SOURCE EXTRACT Block Start
WEISFUSE: Well, this through my mind is, we have a major public health emergency, not only in the city, but across the country and perhaps the world.
SESNO (on camera): How critical is time?
HENDERSON: Time is extremely critical. The vaccine is only good up to four to seven days from the time they were exposed to the virus. Once the person develops the rash, when they're most contagious, the vaccine doesn't offer any help.
SESNO: It is a colossally difficult race. The federal government says it can get vaccine to local authorities within 12 hours. New York must then distribute it to about 200 designated locations.
We are beholden on the federal government to get the vaccine. Obviously, we will move heaven and earth, once we get the vaccine, to get it in the right place.
SESNO: More people are getting sick. Public anxiety grows as rumors and speculation spread. Hospitals are overwhelmed by the worried well, many are getting angry.
SOURCE EXTRACT Block End
ENTRIES SHOWN Block Start
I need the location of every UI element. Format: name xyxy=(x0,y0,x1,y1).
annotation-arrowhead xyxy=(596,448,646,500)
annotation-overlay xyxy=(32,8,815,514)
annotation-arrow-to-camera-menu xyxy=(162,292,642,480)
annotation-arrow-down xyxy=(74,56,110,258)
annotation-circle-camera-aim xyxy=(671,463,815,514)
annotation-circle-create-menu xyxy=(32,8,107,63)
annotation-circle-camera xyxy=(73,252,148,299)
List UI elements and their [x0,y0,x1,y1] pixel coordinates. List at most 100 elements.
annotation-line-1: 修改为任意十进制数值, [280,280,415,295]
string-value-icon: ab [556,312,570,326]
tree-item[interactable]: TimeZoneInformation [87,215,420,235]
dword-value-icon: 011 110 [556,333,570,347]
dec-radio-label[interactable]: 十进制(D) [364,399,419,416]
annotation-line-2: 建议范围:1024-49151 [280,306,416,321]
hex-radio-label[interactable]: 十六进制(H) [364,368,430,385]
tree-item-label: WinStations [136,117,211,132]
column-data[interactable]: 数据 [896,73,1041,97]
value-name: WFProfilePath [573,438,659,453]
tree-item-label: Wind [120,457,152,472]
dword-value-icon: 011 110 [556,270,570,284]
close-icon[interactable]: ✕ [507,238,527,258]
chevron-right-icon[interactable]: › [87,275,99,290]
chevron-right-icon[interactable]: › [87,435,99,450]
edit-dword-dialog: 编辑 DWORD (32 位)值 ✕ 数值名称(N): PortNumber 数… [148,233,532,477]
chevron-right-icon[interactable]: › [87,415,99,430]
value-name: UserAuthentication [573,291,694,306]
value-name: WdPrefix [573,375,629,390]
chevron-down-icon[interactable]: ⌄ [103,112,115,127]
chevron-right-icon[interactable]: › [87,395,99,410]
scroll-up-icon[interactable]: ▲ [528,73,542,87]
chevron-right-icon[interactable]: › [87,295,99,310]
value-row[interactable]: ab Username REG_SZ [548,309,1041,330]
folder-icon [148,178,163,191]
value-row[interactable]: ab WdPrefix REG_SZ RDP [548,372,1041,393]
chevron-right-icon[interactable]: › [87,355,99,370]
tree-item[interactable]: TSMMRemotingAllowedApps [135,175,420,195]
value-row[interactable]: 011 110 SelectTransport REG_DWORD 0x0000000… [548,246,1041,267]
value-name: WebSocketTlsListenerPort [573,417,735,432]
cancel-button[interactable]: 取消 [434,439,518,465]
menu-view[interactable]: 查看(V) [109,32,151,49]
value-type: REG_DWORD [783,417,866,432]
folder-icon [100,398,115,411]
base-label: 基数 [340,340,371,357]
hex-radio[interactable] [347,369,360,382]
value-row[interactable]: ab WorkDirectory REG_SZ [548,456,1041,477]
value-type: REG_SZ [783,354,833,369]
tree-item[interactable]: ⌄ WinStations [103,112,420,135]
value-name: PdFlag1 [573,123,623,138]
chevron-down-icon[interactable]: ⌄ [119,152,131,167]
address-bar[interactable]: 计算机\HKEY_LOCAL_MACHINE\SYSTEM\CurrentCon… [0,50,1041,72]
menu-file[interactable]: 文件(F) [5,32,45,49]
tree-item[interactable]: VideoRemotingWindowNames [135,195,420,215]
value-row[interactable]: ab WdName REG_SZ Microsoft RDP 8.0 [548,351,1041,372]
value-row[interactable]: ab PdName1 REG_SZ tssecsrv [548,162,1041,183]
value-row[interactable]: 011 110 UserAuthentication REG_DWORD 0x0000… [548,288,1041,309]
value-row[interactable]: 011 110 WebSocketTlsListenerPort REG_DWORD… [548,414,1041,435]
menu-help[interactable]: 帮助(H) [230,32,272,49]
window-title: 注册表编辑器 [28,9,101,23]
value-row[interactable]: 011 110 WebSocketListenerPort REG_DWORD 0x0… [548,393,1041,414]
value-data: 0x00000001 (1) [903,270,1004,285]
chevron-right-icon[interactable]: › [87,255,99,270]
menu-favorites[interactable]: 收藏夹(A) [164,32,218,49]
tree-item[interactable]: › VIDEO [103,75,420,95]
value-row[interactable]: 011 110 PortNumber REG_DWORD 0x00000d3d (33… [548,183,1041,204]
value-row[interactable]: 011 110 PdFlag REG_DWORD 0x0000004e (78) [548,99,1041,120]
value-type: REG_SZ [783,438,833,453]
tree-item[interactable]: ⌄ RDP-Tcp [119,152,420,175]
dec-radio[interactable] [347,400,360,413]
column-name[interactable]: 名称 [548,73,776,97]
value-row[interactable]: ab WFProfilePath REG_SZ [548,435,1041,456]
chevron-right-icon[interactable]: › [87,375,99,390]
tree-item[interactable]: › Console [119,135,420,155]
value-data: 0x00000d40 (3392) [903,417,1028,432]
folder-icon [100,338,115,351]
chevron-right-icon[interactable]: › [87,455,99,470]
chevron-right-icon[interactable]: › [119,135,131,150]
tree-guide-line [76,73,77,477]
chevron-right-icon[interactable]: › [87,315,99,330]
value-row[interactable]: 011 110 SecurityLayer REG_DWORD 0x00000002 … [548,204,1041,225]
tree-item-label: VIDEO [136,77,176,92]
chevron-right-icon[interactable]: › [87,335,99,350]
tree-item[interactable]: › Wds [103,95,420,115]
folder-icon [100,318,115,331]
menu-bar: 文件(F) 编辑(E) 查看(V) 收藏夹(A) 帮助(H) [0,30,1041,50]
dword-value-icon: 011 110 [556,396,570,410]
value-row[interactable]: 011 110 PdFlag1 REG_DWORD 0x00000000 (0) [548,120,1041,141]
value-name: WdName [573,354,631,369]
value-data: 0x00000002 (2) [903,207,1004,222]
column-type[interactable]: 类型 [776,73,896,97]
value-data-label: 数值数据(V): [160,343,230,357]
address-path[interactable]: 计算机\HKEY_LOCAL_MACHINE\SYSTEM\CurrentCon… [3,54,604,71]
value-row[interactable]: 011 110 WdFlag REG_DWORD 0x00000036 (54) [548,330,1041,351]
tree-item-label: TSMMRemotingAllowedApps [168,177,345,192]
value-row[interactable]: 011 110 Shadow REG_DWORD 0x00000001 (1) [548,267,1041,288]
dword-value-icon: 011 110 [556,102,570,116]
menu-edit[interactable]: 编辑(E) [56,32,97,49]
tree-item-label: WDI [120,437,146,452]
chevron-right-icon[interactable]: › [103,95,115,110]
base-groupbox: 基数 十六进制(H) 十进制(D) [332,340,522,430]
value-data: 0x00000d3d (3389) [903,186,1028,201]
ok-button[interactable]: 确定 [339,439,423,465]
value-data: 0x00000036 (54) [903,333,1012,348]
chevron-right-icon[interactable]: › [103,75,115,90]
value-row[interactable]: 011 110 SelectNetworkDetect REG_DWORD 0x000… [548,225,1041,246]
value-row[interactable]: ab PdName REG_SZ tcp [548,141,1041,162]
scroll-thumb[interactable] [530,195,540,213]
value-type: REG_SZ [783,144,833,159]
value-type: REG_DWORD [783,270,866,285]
ENTRIES SHOWN Block End
_PROMPT 1:_
Answer these questions from the transcript:
(a) For how long after exposure to the virus is the vaccine good?
(b) Within how many hours does the federal government say it can get vaccine to local authorities?
(c) To about how many designated locations must New York distribute the vaccine?
_PROMPT 2:_ Set down the part of the transcript starting with "SESNO: It is" and going on through "are getting angry.", word for word.
Use only the transcript as your source.

_RESULT 1:_
(a) Up to four to seven days from the time of exposure.
(b) Within 12 hours.
(c) About 200.

_RESULT 2:_
SESNO: It is a colossally difficult race. The federal government says it can get vaccine to local authorities within 12 hours. New York must then distribute it to about 200 designated locations.
We are beholden on the federal government to get the vaccine. Obviously, we will move heaven and earth, once we get the vaccine, to get it in the right place.
SESNO: More people are getting sick. Public anxiety grows as rumors and speculation spread. Hospitals are overwhelmed by the worried well, many are getting angry.